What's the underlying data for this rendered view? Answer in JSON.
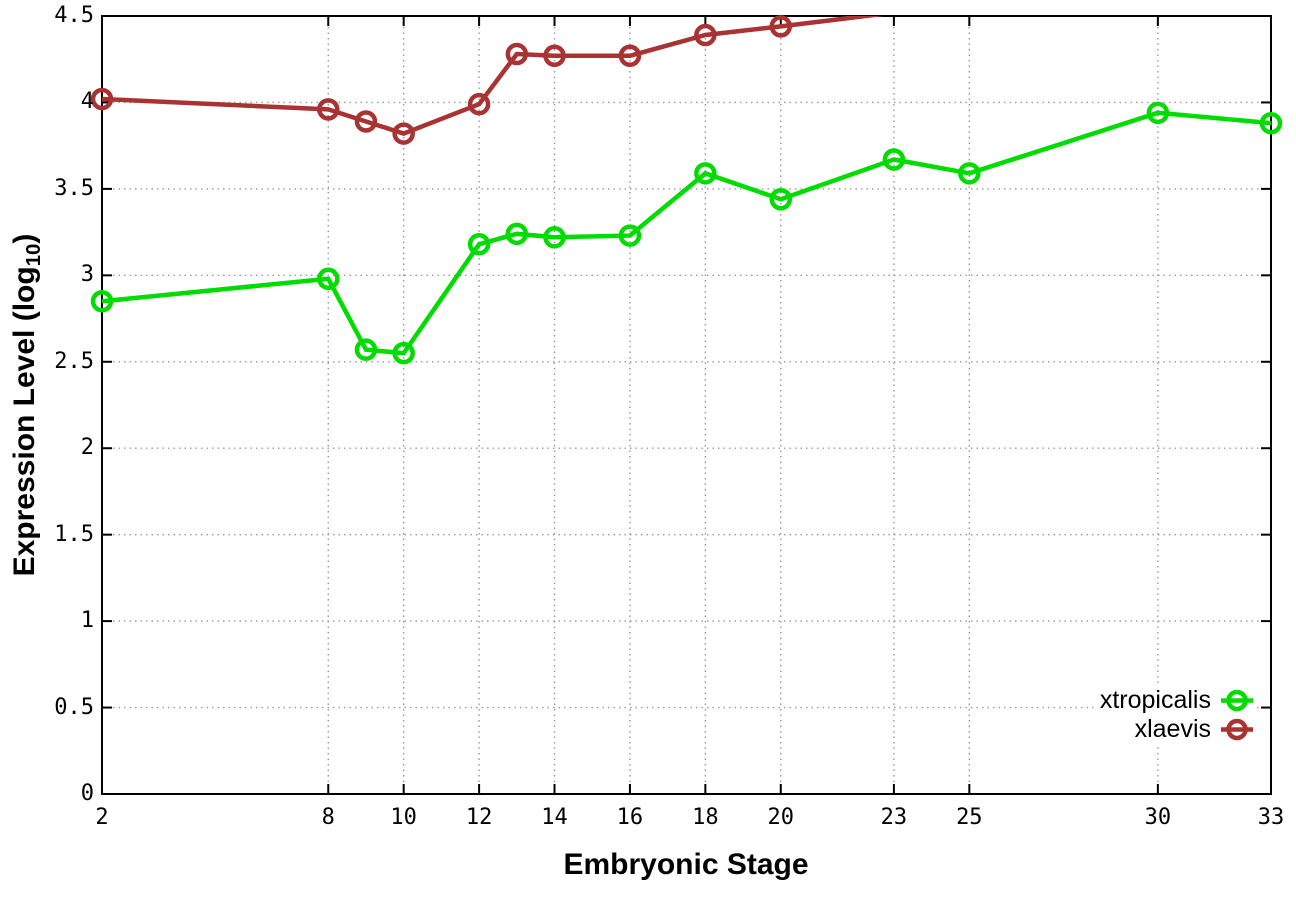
{
  "page": {
    "background": "#ffffff"
  },
  "chart_data": {
    "type": "line",
    "title": "",
    "xlabel": "Embryonic Stage",
    "ylabel": "Expression Level (log10)",
    "ylabel_parts": {
      "main": "Expression Level (log",
      "sub": "10",
      "close": ")"
    },
    "xlim": [
      2,
      33
    ],
    "ylim": [
      0,
      4.5
    ],
    "x_ticks": [
      2,
      8,
      10,
      12,
      14,
      16,
      18,
      20,
      23,
      25,
      30,
      33
    ],
    "x_tick_labels": [
      "2",
      "8",
      "10",
      "12",
      "14",
      "16",
      "18",
      "20",
      "23",
      "25",
      "30",
      "33"
    ],
    "y_ticks": [
      0,
      0.5,
      1,
      1.5,
      2,
      2.5,
      3,
      3.5,
      4,
      4.5
    ],
    "y_tick_labels": [
      "0",
      "0.5",
      "1",
      "1.5",
      "2",
      "2.5",
      "3",
      "3.5",
      "4",
      "4.5"
    ],
    "grid": true,
    "legend_position": "inside-bottom-right",
    "colors": {
      "grid": "#999999",
      "axis": "#000000",
      "text": "#000000",
      "background": "#ffffff"
    },
    "series": [
      {
        "name": "xtropicalis",
        "color": "#00dc00",
        "marker": "open-circle",
        "x": [
          2,
          8,
          9,
          10,
          12,
          13,
          14,
          16,
          18,
          20,
          23,
          25,
          30,
          33
        ],
        "values": [
          2.85,
          2.98,
          2.57,
          2.55,
          3.18,
          3.24,
          3.22,
          3.23,
          3.59,
          3.44,
          3.67,
          3.59,
          3.94,
          3.88
        ]
      },
      {
        "name": "xlaevis",
        "color": "#a93232",
        "marker": "open-circle",
        "x": [
          2,
          8,
          9,
          10,
          12,
          13,
          14,
          16,
          18,
          20
        ],
        "values": [
          4.02,
          3.96,
          3.89,
          3.82,
          3.99,
          4.28,
          4.27,
          4.27,
          4.39,
          4.44
        ],
        "offscale_continuation": {
          "x": 23,
          "value": 4.52,
          "note": "line continues above y-axis max (4.5) after stage 20"
        }
      }
    ]
  }
}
· · · · · · ·
Locate all lines holding the word "background", then copy them out.

    "background": "#ffffff"
      "background": "#ffffff"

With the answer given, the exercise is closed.